═════ INPUT MATERIAL ═════

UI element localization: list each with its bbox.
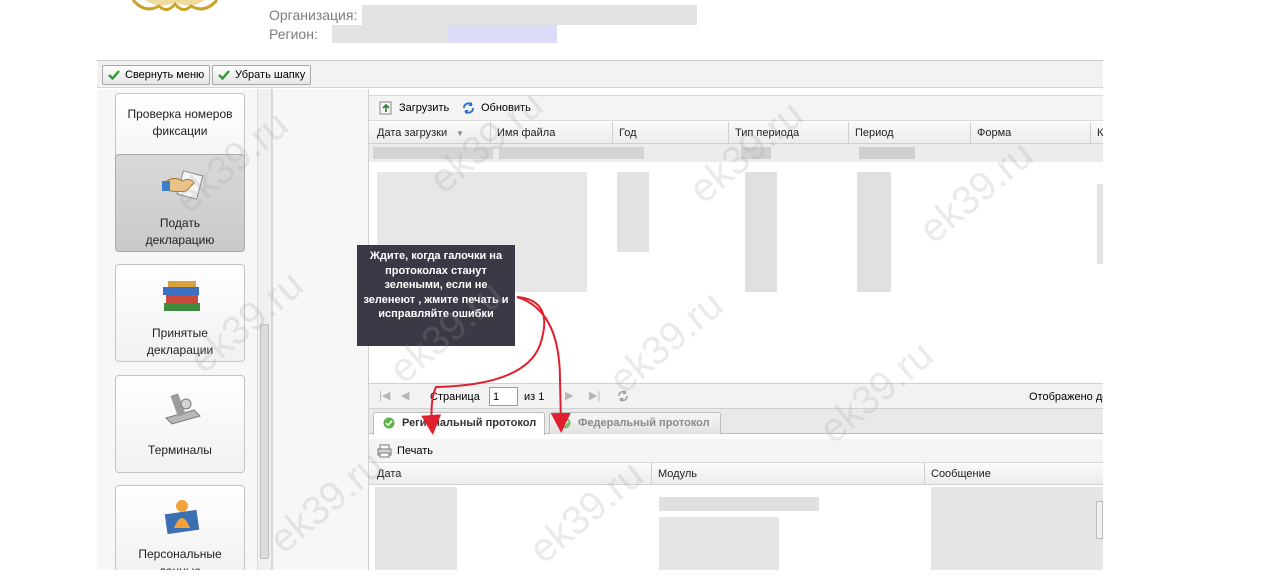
protocol-tabs: Региональный протокол Федеральный проток… (369, 409, 1103, 435)
column-header-corr-first[interactable]: Корр / Перв (1091, 122, 1103, 144)
protocol-toolbar: Печать (369, 439, 1103, 463)
pagination-bar: |◀ ◀ Страница из 1 ▶ ▶| Отображено декла… (369, 383, 1103, 409)
emblem-logo (131, 0, 219, 11)
region-label: Регион: (269, 26, 318, 42)
organization-value-blurred (362, 5, 697, 25)
page-number-input[interactable] (489, 387, 518, 406)
printer-icon (377, 444, 392, 458)
organization-label: Организация: (269, 7, 358, 23)
next-page-icon[interactable]: ▶ (565, 390, 573, 402)
column-header-year[interactable]: Год (613, 122, 729, 144)
column-header-module[interactable]: Модуль (652, 463, 925, 485)
tab-federal-protocol[interactable]: Федеральный протокол (549, 412, 721, 434)
sidebar-item-label: Проверка номеров фиксации (127, 107, 233, 138)
print-label: Печать (397, 445, 434, 457)
protocol-grid-body (369, 485, 1103, 570)
collapse-menu-button[interactable]: Свернуть меню (102, 65, 211, 85)
last-page-icon[interactable]: ▶| (589, 390, 600, 402)
prev-page-icon[interactable]: ◀ (401, 390, 409, 402)
check-icon (218, 70, 230, 81)
terminal-device-icon (165, 393, 201, 425)
page-of-label: из 1 (524, 391, 545, 403)
check-circle-icon (383, 417, 395, 429)
first-page-icon[interactable]: |◀ (379, 390, 390, 402)
tab-label: Федеральный протокол (578, 417, 710, 429)
check-icon (108, 70, 120, 81)
protocol-grid-header: Дата Модуль Сообщение (369, 463, 1103, 485)
sidebar-item-label: Подать декларацию (145, 216, 215, 247)
upload-icon (379, 101, 392, 115)
print-button[interactable]: Печать (377, 444, 433, 458)
refresh-icon (463, 102, 474, 114)
check-circle-icon (559, 417, 571, 429)
grid-toolbar: Загрузить Обновить (369, 95, 1103, 121)
header: Организация: Регион: (97, 0, 1103, 58)
tab-label: Региональный протокол (402, 417, 537, 429)
collapse-menu-label: Свернуть меню (125, 69, 205, 81)
column-header-period[interactable]: Период (849, 122, 971, 144)
sidebar-item-terminals[interactable]: Терминалы (115, 375, 245, 473)
books-stack-icon (163, 281, 200, 311)
hide-header-button[interactable]: Убрать шапку (212, 65, 312, 85)
top-toolbar: Свернуть меню Убрать шапку (97, 60, 1103, 88)
table-row[interactable] (369, 487, 1103, 570)
hide-header-label: Убрать шапку (235, 69, 306, 81)
upload-button[interactable]: Загрузить (379, 101, 449, 115)
upload-label: Загрузить (399, 102, 450, 114)
column-header-message[interactable]: Сообщение (925, 463, 1103, 485)
tab-regional-protocol[interactable]: Региональный протокол (373, 412, 545, 435)
protocol-scrollbar[interactable] (1096, 501, 1103, 539)
person-book-icon (164, 500, 200, 534)
region-value-blurred (332, 25, 447, 43)
page-label: Страница (430, 391, 480, 403)
region-link-blurred[interactable] (447, 25, 557, 43)
pager-summary: Отображено деклараций 1 - 8 из (1029, 391, 1103, 403)
sidebar-item-label: Терминалы (148, 443, 212, 457)
sidebar-item-personal-data[interactable]: Персональные данные (115, 485, 245, 570)
sidebar-item-label: Персональные данные (138, 547, 222, 570)
column-header-form[interactable]: Форма (971, 122, 1091, 144)
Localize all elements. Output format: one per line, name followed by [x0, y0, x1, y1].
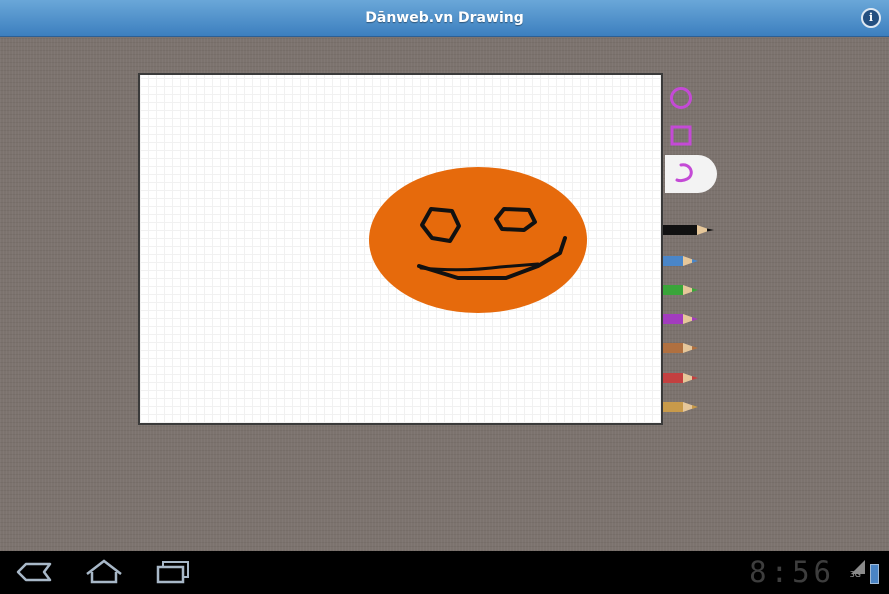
system-nav-bar: 8:56 3G: [0, 551, 889, 594]
orange-face-shape: [369, 167, 587, 313]
green-pencil-icon[interactable]: [663, 282, 701, 298]
red-pencil-icon[interactable]: [663, 370, 701, 386]
back-icon[interactable]: [14, 557, 54, 587]
black-pencil-icon[interactable]: [663, 222, 715, 238]
title-bar: Dānweb.vn Drawing i: [0, 0, 889, 37]
info-button[interactable]: i: [861, 8, 881, 28]
home-icon[interactable]: [84, 557, 124, 587]
rectangle-tool-icon[interactable]: [666, 121, 696, 151]
app-title: Dānweb.vn Drawing: [365, 10, 524, 26]
clock: 8:56: [749, 555, 835, 589]
tan-pencil-icon[interactable]: [663, 399, 701, 415]
brown-pencil-icon[interactable]: [663, 340, 701, 356]
drawing-layer: [369, 167, 587, 313]
freehand-curve-icon: [675, 163, 693, 183]
recent-apps-icon[interactable]: [154, 557, 194, 587]
circle-tool-icon[interactable]: [666, 83, 696, 113]
drawing-canvas[interactable]: [138, 73, 663, 425]
blue-pencil-icon[interactable]: [663, 253, 701, 269]
battery-icon: [870, 564, 879, 584]
purple-pencil-icon[interactable]: [663, 311, 701, 327]
freehand-tool[interactable]: [665, 155, 717, 193]
signal-icon: [851, 560, 865, 574]
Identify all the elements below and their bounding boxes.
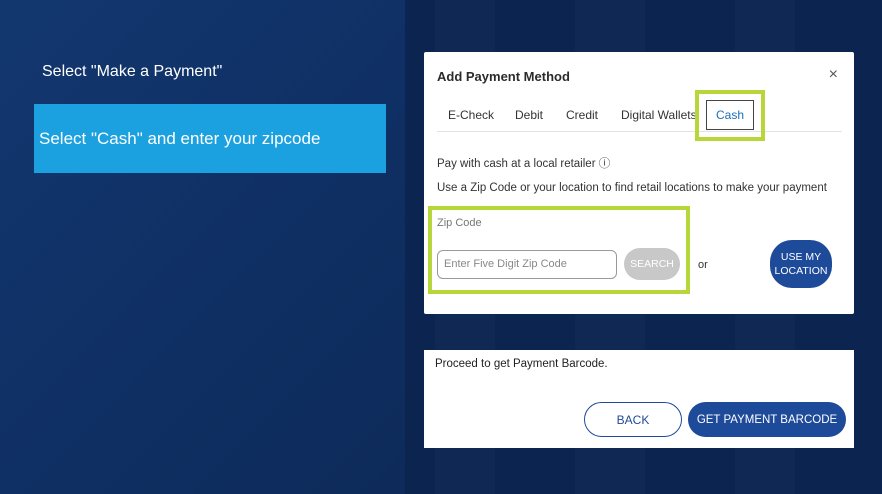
zip-instruction-text: Use a Zip Code or your location to find … — [437, 182, 827, 194]
get-payment-barcode-button[interactable]: GET PAYMENT BARCODE — [688, 402, 846, 437]
proceed-text: Proceed to get Payment Barcode. — [435, 358, 608, 370]
search-button[interactable]: SEARCH — [624, 248, 680, 280]
instruction-step-2: Select "Cash" and enter your zipcode — [34, 104, 386, 173]
tab-credit[interactable]: Credit — [566, 108, 598, 122]
add-payment-method-dialog: Add Payment Method × E-Check Debit Credi… — [424, 52, 854, 314]
back-button[interactable]: BACK — [584, 402, 682, 437]
tab-e-check[interactable]: E-Check — [448, 108, 494, 122]
zip-code-input[interactable]: Enter Five Digit Zip Code — [437, 250, 617, 279]
or-separator: or — [698, 259, 708, 271]
tab-debit[interactable]: Debit — [515, 108, 543, 122]
pay-with-cash-text: Pay with cash at a local retailer ⓘ — [437, 158, 611, 170]
zip-code-label: Zip Code — [437, 217, 482, 229]
tab-cash[interactable]: Cash — [706, 100, 754, 130]
payment-barcode-panel: Proceed to get Payment Barcode. BACK GET… — [424, 350, 854, 448]
close-icon[interactable]: × — [829, 66, 838, 84]
tab-divider — [437, 131, 842, 132]
payment-tabs: E-Check Debit Credit Digital Wallets — [424, 102, 854, 132]
tab-digital-wallets[interactable]: Digital Wallets — [621, 108, 697, 122]
dialog-title: Add Payment Method — [437, 69, 570, 84]
instruction-step-1: Select "Make a Payment" — [42, 63, 223, 80]
use-my-location-button[interactable]: USE MY LOCATION — [770, 240, 832, 288]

═════

Update the data from the line that contains "zip-instruction-text: Use a" through the line that contains "zip-code-input[interactable]: Enter Five" by changing "Five Digit" to "5-Digit", and leave everything else as it is. Give back only those lines.

zip-instruction-text: Use a Zip Code or your location to find … — [437, 182, 827, 194]
get-payment-barcode-button[interactable]: GET PAYMENT BARCODE — [688, 402, 846, 437]
proceed-text: Proceed to get Payment Barcode. — [435, 358, 608, 370]
search-button[interactable]: SEARCH — [624, 248, 680, 280]
instruction-step-2: Select "Cash" and enter your zipcode — [34, 104, 386, 173]
tab-credit[interactable]: Credit — [566, 108, 598, 122]
add-payment-method-dialog: Add Payment Method × E-Check Debit Credi… — [424, 52, 854, 314]
back-button[interactable]: BACK — [584, 402, 682, 437]
tab-e-check[interactable]: E-Check — [448, 108, 494, 122]
zip-code-input[interactable]: Enter 5-Digit Zip Code — [437, 250, 617, 279]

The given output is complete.